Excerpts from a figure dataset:
** START **

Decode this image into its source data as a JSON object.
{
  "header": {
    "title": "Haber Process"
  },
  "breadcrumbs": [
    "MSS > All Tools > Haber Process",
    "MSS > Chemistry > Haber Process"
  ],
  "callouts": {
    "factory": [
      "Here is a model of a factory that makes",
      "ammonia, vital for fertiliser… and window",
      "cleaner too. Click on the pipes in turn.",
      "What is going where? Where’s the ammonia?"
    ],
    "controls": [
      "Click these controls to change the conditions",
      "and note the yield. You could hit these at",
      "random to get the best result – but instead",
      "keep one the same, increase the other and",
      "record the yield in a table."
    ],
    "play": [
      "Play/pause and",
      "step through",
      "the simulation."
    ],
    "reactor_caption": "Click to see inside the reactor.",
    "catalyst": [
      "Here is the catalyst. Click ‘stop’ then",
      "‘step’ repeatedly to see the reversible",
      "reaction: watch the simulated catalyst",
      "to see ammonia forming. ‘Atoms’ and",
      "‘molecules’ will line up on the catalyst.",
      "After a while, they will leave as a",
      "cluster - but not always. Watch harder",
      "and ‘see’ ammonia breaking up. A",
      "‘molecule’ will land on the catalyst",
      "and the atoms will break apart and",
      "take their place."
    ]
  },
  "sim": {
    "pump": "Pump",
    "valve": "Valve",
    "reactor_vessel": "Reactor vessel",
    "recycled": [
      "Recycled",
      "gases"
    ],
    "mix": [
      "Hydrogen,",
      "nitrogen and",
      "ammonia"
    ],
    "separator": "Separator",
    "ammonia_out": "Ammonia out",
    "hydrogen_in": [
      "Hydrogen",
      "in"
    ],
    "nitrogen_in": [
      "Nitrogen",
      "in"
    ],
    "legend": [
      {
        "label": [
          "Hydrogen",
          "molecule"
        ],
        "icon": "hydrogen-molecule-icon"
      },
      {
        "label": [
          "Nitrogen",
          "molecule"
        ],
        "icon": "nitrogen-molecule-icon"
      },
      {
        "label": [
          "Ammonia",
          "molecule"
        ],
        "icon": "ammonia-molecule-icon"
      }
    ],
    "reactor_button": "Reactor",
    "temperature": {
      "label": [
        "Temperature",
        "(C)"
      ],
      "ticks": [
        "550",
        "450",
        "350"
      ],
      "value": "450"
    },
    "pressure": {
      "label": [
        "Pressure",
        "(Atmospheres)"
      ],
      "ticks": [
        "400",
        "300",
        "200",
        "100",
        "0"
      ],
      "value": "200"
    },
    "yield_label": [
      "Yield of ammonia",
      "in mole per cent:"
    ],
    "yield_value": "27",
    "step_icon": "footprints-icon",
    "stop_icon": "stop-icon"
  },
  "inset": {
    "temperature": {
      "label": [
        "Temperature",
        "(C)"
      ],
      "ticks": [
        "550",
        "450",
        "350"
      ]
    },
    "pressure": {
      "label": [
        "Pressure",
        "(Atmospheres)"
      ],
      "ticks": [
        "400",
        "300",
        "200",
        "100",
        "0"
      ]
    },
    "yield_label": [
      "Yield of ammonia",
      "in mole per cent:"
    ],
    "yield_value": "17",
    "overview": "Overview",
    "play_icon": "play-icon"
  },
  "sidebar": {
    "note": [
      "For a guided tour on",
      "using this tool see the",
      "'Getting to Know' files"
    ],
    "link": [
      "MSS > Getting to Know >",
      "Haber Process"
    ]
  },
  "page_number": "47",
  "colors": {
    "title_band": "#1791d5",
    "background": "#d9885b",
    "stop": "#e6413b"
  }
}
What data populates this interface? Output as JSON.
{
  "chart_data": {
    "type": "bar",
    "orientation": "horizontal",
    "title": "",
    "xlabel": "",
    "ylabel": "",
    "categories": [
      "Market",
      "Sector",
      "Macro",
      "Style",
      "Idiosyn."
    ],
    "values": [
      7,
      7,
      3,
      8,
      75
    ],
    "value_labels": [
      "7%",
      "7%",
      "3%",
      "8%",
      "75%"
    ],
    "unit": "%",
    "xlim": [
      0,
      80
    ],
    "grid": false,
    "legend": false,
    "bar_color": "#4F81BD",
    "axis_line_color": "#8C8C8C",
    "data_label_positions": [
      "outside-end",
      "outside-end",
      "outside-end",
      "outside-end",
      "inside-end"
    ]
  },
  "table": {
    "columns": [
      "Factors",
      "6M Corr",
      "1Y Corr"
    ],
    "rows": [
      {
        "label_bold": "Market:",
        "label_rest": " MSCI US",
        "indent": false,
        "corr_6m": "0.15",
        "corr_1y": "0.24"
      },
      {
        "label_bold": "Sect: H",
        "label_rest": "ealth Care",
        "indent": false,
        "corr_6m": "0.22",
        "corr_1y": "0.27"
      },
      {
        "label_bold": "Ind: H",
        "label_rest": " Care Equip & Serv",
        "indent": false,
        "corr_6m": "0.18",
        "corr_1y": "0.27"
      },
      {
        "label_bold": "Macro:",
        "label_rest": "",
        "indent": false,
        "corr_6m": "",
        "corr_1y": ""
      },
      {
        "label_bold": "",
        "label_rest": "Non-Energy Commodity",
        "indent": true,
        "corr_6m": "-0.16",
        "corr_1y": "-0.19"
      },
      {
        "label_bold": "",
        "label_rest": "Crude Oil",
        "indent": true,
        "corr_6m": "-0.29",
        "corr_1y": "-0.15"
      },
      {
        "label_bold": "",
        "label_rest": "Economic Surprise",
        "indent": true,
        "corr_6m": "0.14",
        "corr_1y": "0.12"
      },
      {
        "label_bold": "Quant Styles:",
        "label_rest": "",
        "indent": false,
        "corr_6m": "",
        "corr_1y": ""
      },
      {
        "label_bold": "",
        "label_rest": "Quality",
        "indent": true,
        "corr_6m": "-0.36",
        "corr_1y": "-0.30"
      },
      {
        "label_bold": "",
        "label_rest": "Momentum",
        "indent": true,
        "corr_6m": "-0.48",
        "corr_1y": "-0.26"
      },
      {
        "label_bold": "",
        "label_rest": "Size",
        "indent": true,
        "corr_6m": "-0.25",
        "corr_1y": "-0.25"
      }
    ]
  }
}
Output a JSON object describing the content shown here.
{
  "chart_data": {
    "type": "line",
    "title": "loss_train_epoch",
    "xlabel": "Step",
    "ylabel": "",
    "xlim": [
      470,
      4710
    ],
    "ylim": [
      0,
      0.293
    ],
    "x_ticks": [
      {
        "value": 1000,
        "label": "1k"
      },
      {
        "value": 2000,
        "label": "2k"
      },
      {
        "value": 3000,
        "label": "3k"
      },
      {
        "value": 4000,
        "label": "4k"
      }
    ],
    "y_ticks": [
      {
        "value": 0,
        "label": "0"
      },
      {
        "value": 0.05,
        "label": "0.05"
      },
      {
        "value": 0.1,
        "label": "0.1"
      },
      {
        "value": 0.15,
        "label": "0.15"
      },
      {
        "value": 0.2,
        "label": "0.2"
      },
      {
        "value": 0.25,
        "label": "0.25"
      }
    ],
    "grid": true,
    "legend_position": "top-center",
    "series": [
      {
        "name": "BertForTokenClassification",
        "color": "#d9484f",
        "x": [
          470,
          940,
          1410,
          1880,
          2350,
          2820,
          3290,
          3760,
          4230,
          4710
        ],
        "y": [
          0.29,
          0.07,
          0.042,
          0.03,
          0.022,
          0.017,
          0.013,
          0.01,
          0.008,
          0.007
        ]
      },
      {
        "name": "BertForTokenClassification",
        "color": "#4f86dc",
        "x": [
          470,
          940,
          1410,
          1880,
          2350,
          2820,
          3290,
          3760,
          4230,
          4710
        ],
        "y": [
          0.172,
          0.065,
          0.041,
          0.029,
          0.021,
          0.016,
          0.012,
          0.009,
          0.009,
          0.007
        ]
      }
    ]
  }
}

** END **

Problem to solve:
Extract the data exactly as given.

Solution to the exercise:
Decode this image into its source data as a JSON object.
{
  "header": {
    "title": "Haber Process"
  },
  "breadcrumbs": [
    "MSS > All Tools > Haber Process",
    "MSS > Chemistry > Haber Process"
  ],
  "callouts": {
    "factory": [
      "Here is a model of a factory that makes",
      "ammonia, vital for fertiliser… and window",
      "cleaner too. Click on the pipes in turn.",
      "What is going where? Where’s the ammonia?"
    ],
    "controls": [
      "Click these controls to change the conditions",
      "and note the yield. You could hit these at",
      "random to get the best result – but instead",
      "keep one the same, increase the other and",
      "record the yield in a table."
    ],
    "play": [
      "Play/pause and",
      "step through",
      "the simulation."
    ],
    "reactor_caption": "Click to see inside the reactor.",
    "catalyst": [
      "Here is the catalyst. Click ‘stop’ then",
      "‘step’ repeatedly to see the reversible",
      "reaction: watch the simulated catalyst",
      "to see ammonia forming. ‘Atoms’ and",
      "‘molecules’ will line up on the catalyst.",
      "After a while, they will leave as a",
      "cluster - but not always. Watch harder",
      "and ‘see’ ammonia breaking up. A",
      "‘molecule’ will land on the catalyst",
      "and the atoms will break apart and",
      "take their place."
    ]
  },
  "sim": {
    "pump": "Pump",
    "valve": "Valve",
    "reactor_vessel": "Reactor vessel",
    "recycled": [
      "Recycled",
      "gases"
    ],
    "mix": [
      "Hydrogen,",
      "nitrogen and",
      "ammonia"
    ],
    "separator": "Separator",
    "ammonia_out": "Ammonia out",
    "hydrogen_in": [
      "Hydrogen",
      "in"
    ],
    "nitrogen_in": [
      "Nitrogen",
      "in"
    ],
    "legend": [
      {
        "label": [
          "Hydrogen",
          "molecule"
        ],
        "icon": "hydrogen-molecule-icon"
      },
      {
        "label": [
          "Nitrogen",
          "molecule"
        ],
        "icon": "nitrogen-molecule-icon"
      },
      {
        "label": [
          "Ammonia",
          "molecule"
        ],
        "icon": "ammonia-molecule-icon"
      }
    ],
    "reactor_button": "Reactor",
    "temperature": {
      "label": [
        "Temperature",
        "(C)"
      ],
      "ticks": [
        "550",
        "450",
        "350"
      ],
      "value": "450"
    },
    "pressure": {
      "label": [
        "Pressure",
        "(Atmospheres)"
      ],
      "ticks": [
        "400",
        "300",
        "200",
        "100",
        "0"
      ],
      "value": "200"
    },
    "yield_label": [
      "Yield of ammonia",
      "in mole per cent:"
    ],
    "yield_value": "27",
    "step_icon": "footprints-icon",
    "stop_icon": "stop-icon"
  },
  "inset": {
    "temperature": {
      "label": [
        "Temperature",
        "(C)"
      ],
      "ticks": [
        "550",
        "450",
        "350"
      ]
    },
    "pressure": {
      "label": [
        "Pressure",
        "(Atmospheres)"
      ],
      "ticks": [
        "400",
        "300",
        "200",
        "100",
        "0"
      ]
    },
    "yield_label": [
      "Yield of ammonia",
      "in mole per cent:"
    ],
    "yield_value": "17",
    "overview": "Overview",
    "play_icon": "play-icon"
  },
  "sidebar": {
    "note": [
      "For a guided tour on",
      "using this tool see the",
      "'Getting to Know' files"
    ],
    "link": [
      "MSS > Getting to Know >",
      "Haber Process"
    ]
  },
  "page_number": "47",
  "colors": {
    "title_band": "#1791d5",
    "background": "#d9885b",
    "stop": "#e6413b"
  }
}
What data populates this interface? Output as JSON.
{
  "chart_data": {
    "type": "bar",
    "orientation": "horizontal",
    "title": "",
    "xlabel": "",
    "ylabel": "",
    "categories": [
      "Market",
      "Sector",
      "Macro",
      "Style",
      "Idiosyn."
    ],
    "values": [
      7,
      7,
      3,
      8,
      75
    ],
    "value_labels": [
      "7%",
      "7%",
      "3%",
      "8%",
      "75%"
    ],
    "unit": "%",
    "xlim": [
      0,
      80
    ],
    "grid": false,
    "legend": false,
    "bar_color": "#4F81BD",
    "axis_line_color": "#8C8C8C",
    "data_label_positions": [
      "outside-end",
      "outside-end",
      "outside-end",
      "outside-end",
      "inside-end"
    ]
  },
  "table": {
    "columns": [
      "Factors",
      "6M Corr",
      "1Y Corr"
    ],
    "rows": [
      {
        "label_bold": "Market:",
        "label_rest": " MSCI US",
        "indent": false,
        "corr_6m": "0.15",
        "corr_1y": "0.24"
      },
      {
        "label_bold": "Sect: H",
        "label_rest": "ealth Care",
        "indent": false,
        "corr_6m": "0.22",
        "corr_1y": "0.27"
      },
      {
        "label_bold": "Ind: H",
        "label_rest": " Care Equip & Serv",
        "indent": false,
        "corr_6m": "0.18",
        "corr_1y": "0.27"
      },
      {
        "label_bold": "Macro:",
        "label_rest": "",
        "indent": false,
        "corr_6m": "",
        "corr_1y": ""
      },
      {
        "label_bold": "",
        "label_rest": "Non-Energy Commodity",
        "indent": true,
        "corr_6m": "-0.16",
        "corr_1y": "-0.19"
      },
      {
        "label_bold": "",
        "label_rest": "Crude Oil",
        "indent": true,
        "corr_6m": "-0.29",
        "corr_1y": "-0.15"
      },
      {
        "label_bold": "",
        "label_rest": "Economic Surprise",
        "indent": true,
        "corr_6m": "0.14",
        "corr_1y": "0.12"
      },
      {
        "label_bold": "Quant Styles:",
        "label_rest": "",
        "indent": false,
        "corr_6m": "",
        "corr_1y": ""
      },
      {
        "label_bold": "",
        "label_rest": "Quality",
        "indent": true,
        "corr_6m": "-0.36",
        "corr_1y": "-0.30"
      },
      {
        "label_bold": "",
        "label_rest": "Momentum",
        "indent": true,
        "corr_6m": "-0.48",
        "corr_1y": "-0.26"
      },
      {
        "label_bold": "",
        "label_rest": "Size",
        "indent": true,
        "corr_6m": "-0.25",
        "corr_1y": "-0.25"
      }
    ]
  }
}
Output a JSON object describing the content shown here.
{
  "chart_data": {
    "type": "line",
    "title": "loss_train_epoch",
    "xlabel": "Step",
    "ylabel": "",
    "xlim": [
      470,
      4710
    ],
    "ylim": [
      0,
      0.293
    ],
    "x_ticks": [
      {
        "value": 1000,
        "label": "1k"
      },
      {
        "value": 2000,
        "label": "2k"
      },
      {
        "value": 3000,
        "label": "3k"
      },
      {
        "value": 4000,
        "label": "4k"
      }
    ],
    "y_ticks": [
      {
        "value": 0,
        "label": "0"
      },
      {
        "value": 0.05,
        "label": "0.05"
      },
      {
        "value": 0.1,
        "label": "0.1"
      },
      {
        "value": 0.15,
        "label": "0.15"
      },
      {
        "value": 0.2,
        "label": "0.2"
      },
      {
        "value": 0.25,
        "label": "0.25"
      }
    ],
    "grid": true,
    "legend_position": "top-center",
    "series": [
      {
        "name": "BertForTokenClassification",
        "color": "#d9484f",
        "x": [
          470,
          940,
          1410,
          1880,
          2350,
          2820,
          3290,
          3760,
          4230,
          4710
        ],
        "y": [
          0.29,
          0.07,
          0.042,
          0.03,
          0.022,
          0.017,
          0.013,
          0.01,
          0.008,
          0.007
        ]
      },
      {
        "name": "BertForTokenClassification",
        "color": "#4f86dc",
        "x": [
          470,
          940,
          1410,
          1880,
          2350,
          2820,
          3290,
          3760,
          4230,
          4710
        ],
        "y": [
          0.172,
          0.065,
          0.041,
          0.029,
          0.021,
          0.016,
          0.012,
          0.009,
          0.009,
          0.007
        ]
      }
    ]
  }
}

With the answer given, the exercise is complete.